Exercise prompt
Write out all the data again, exactly as it stands.
####################
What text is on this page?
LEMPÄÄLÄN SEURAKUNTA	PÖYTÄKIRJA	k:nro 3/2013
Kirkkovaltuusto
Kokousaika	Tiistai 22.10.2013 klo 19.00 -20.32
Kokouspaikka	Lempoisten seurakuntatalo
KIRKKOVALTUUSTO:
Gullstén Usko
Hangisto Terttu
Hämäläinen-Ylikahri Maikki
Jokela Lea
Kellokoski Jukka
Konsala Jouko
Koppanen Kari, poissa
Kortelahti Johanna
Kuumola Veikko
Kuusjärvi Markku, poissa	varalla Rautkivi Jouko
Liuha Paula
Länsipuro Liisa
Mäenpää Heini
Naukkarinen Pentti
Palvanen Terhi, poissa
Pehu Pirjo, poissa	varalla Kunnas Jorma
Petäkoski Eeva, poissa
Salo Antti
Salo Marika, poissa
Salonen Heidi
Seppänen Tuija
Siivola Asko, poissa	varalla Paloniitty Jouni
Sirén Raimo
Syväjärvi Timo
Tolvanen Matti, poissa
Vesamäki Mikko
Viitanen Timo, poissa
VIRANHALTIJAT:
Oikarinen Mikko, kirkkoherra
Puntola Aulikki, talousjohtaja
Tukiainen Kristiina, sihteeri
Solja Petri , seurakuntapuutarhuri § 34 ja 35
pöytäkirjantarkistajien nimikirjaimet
####################
Correct output
What text is on this page?
LEMPÄÄLÄN SEURAKUNTA	PÖYTÄKIRJA	k:nro 3/2013
Kirkkovaltuusto
Kokousaika	Tiistai 22.10.2013 klo 19.00 -20.32
Kokouspaikka	Lempoisten seurakuntatalo
KIRKKOVALTUUSTO:
Gullstén Usko
Hangisto Terttu
Hämäläinen-Ylikahri Maikki
Jokela Lea
Kellokoski Jukka
Konsala Jouko
Koppanen Kari, poissa
Kortelahti Johanna
Kuumola Veikko
Kuusjärvi Markku, poissa	varalla Rautkivi Jouko
Liuha Paula
Länsipuro Liisa
Mäenpää Heini
Naukkarinen Pentti
Palvanen Terhi, poissa
Pehu Pirjo, poissa	varalla Kunnas Jorma
Petäkoski Eeva, poissa
Salo Antti
Salo Marika, poissa
Salonen Heidi
Seppänen Tuija
Siivola Asko, poissa	varalla Paloniitty Jouni
Sirén Raimo
Syväjärvi Timo
Tolvanen Matti, poissa
Vesamäki Mikko
Viitanen Timo, poissa
VIRANHALTIJAT:
Oikarinen Mikko, kirkkoherra
Puntola Aulikki, talousjohtaja
Tukiainen Kristiina, sihteeri
Solja Petri , seurakuntapuutarhuri § 34 ja 35
pöytäkirjantarkistajien nimikirjaimet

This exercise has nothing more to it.